▶ _Directions_
a. Please list every effect that the Estelle article says the blockade has produced in Gaza.
b. Answer these questions from the Estelle article, one per line:
(i) How many persons were aboard the Estelle when it was boarded?
(ii) Groups from which two countries primarily organized the aid mission?
(iii) What did Binyamin Netanyahu denounce the Estelle aid mission as?
c. Reproduce the passage of the Estelle article starting at "Israeli Prime Minister" and ending at "severe humanitarian problems.".
══ Selection
The Israeli navy boarded the aid ship Estelle in international waters on Saturday, illegally commandeering it and kidnapping the 30 persons aboard, including five European parliamentarians and Canadian former member of parliament Jim Manly, who is also a retired minister of the United Church.
The Israeli authorities have imposed a blockade on the civilian Palestinian population of the Gaza Strip. Although the blockade does still block some key imports, its major impact comes from Israel’s refusal to allow most goods produced in Gaza to be exported or to allow its population freely to travel out of the Strip. The blockade has produced massive unemployment and poverty, lack of potable water, widespread food insecurity, startlingly high levels of anemia, and the stunting of poorer childrens’ growth. Since Israel is recognized by the UN as the Occupying authority in Gaza, for it to subject the non-combatant population of 1.7 million to this blockade is illegal in international law and contravenes the 1949 Geneva convention on the treatment of Occupied populations (a set of laws designed to forestall further excesses such as those of the Fascist, Axis powers in the 1930s and 1940s). For more on Gaza see my essay of last Wednesday (click here).
(This aid mission was primarily organized by Swedish and Norwegian groups. Humanitarians in both countries have been particularly vocal about the Israeli mistreatment of Palestinians in Gaza. Prominent Swedish mystery novelist Henning Mankell was himself a passenger in the flotilla of the Mavi Marmara, which the Israeli army attacked in 2009, killing 9 passengers, including one American. Mankell’s detective Kurt Wallander always sees an injustice when it has been committed and is dogged about rectifying it.)
Israeli Prime Minister Binyamin Netanyahu denounced the Estelle aid mission as an attempt to blacken Israel’s reputation. But what seems clear is that it is the blockade of the civilians of Gaza, half of whom are children, that blackens Israel’s reputation. Netanyahu denied that there is a humanitarian crisis in Gaza, but US diplomatic documents demonstrate that his government and that of his predecessor have deliberately attempted to calibrate their punishment of the Palestinians so as to fall just short of producing actual starvation, keeping them on the edge of it. To say that there is not a humanitarian crisis is not the same thing as saying that there is not a set of illegal Israeli policies producing severe humanitarian problems.
════
══ Dataset rows
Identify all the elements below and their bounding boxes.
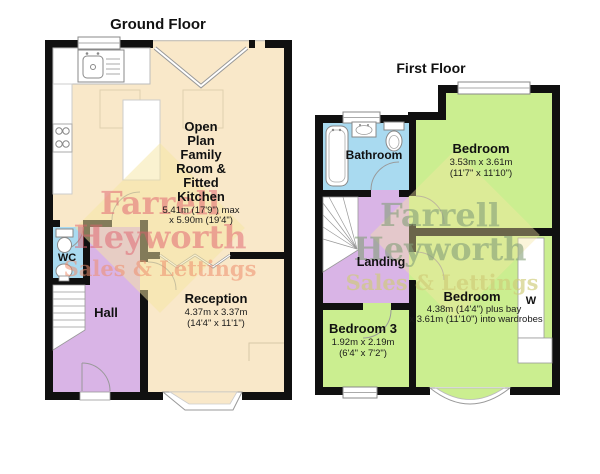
landing-label: Landing [357, 255, 406, 269]
floorplan-svg: Farrell Heyworth Sales & Lettings Ground… [0, 0, 600, 474]
svg-text:Family: Family [180, 147, 222, 162]
first-floor-title: First Floor [396, 60, 466, 76]
sink-icon [78, 50, 124, 82]
hall-label: Hall [94, 305, 118, 320]
floorplan-image: Farrell Heyworth Sales & Lettings Ground… [0, 0, 600, 474]
recess [518, 338, 552, 363]
svg-text:(14'4" x 11'1"): (14'4" x 11'1") [187, 318, 245, 329]
watermark-text: Sales & Lettings [346, 270, 539, 295]
svg-text:4.37m x 3.37m: 4.37m x 3.37m [185, 307, 248, 318]
svg-text:Bedroom 3: Bedroom 3 [329, 321, 397, 336]
svg-text:3.53m x 3.61m: 3.53m x 3.61m [450, 157, 513, 168]
wc-label: WC [58, 252, 76, 264]
svg-text:Reception: Reception [185, 291, 248, 306]
exterior-notch [408, 85, 438, 112]
basin-icon [352, 122, 376, 137]
svg-text:Bedroom: Bedroom [443, 289, 500, 304]
svg-text:(6'4" x 7'2"): (6'4" x 7'2") [339, 348, 387, 359]
ground-floor-plan: Farrell Heyworth Sales & Lettings Ground… [45, 16, 292, 410]
svg-text:Kitchen: Kitchen [177, 189, 225, 204]
bathroom-label: Bathroom [346, 148, 403, 162]
bay-window-icon [163, 392, 242, 410]
svg-text:x 3.61m (11'10") into wardrobe: x 3.61m (11'10") into wardrobes [409, 314, 543, 325]
svg-text:(11'7" x 11'10"): (11'7" x 11'10") [450, 168, 512, 179]
toilet-icon [56, 229, 73, 253]
svg-text:x 5.90m (19'4"): x 5.90m (19'4") [169, 215, 233, 226]
bay-window-icon [430, 387, 510, 404]
first-floor-plan: Farrell Heyworth Sales & Lettings First … [315, 60, 560, 404]
svg-text:Fitted: Fitted [183, 175, 218, 190]
bedroom1-label: Bedroom 3.53m x 3.61m (11'7" x 11'10") [450, 141, 513, 179]
svg-text:1.92m x 2.19m: 1.92m x 2.19m [332, 337, 395, 348]
svg-text:Bedroom: Bedroom [452, 141, 509, 156]
toilet-icon [384, 122, 404, 151]
hob-icon [53, 124, 72, 152]
bedroom3-label: Bedroom 3 1.92m x 2.19m (6'4" x 7'2") [329, 321, 397, 359]
svg-text:Plan: Plan [187, 133, 215, 148]
watermark-text: Sales & Lettings [64, 256, 257, 281]
wardrobe-label: W [526, 295, 537, 307]
reception-label: Reception 4.37m x 3.37m (14'4" x 11'1") [185, 291, 248, 329]
svg-text:Room &: Room & [176, 161, 226, 176]
ground-floor-title: Ground Floor [110, 16, 206, 33]
svg-text:Open: Open [184, 119, 217, 134]
watermark-text: Farrell [380, 196, 500, 234]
════
▶ _Solutions in order_
a.
- massive unemployment and poverty
- lack of potable water
- widespread food insecurity
- startlingly high levels of anemia
- the stunting of poorer children's growth

b.
(i) 30
(ii) Sweden and Norway
(iii) An attempt to blacken Israel's reputation

c.
Israeli Prime Minister Binyamin Netanyahu denounced the Estelle aid mission as an attempt to blacken Israel’s reputation. But what seems clear is that it is the blockade of the civilians of Gaza, half of whom are children, that blackens Israel’s reputation. Netanyahu denied that there is a humanitarian crisis in Gaza, but US diplomatic documents demonstrate that his government and that of his predecessor have deliberately attempted to calibrate their punishment of the Palestinians so as to fall just short of producing actual starvation, keeping them on the edge of it. To say that there is not a humanitarian crisis is not the same thing as saying that there is not a set of illegal Israeli policies producing severe humanitarian problems.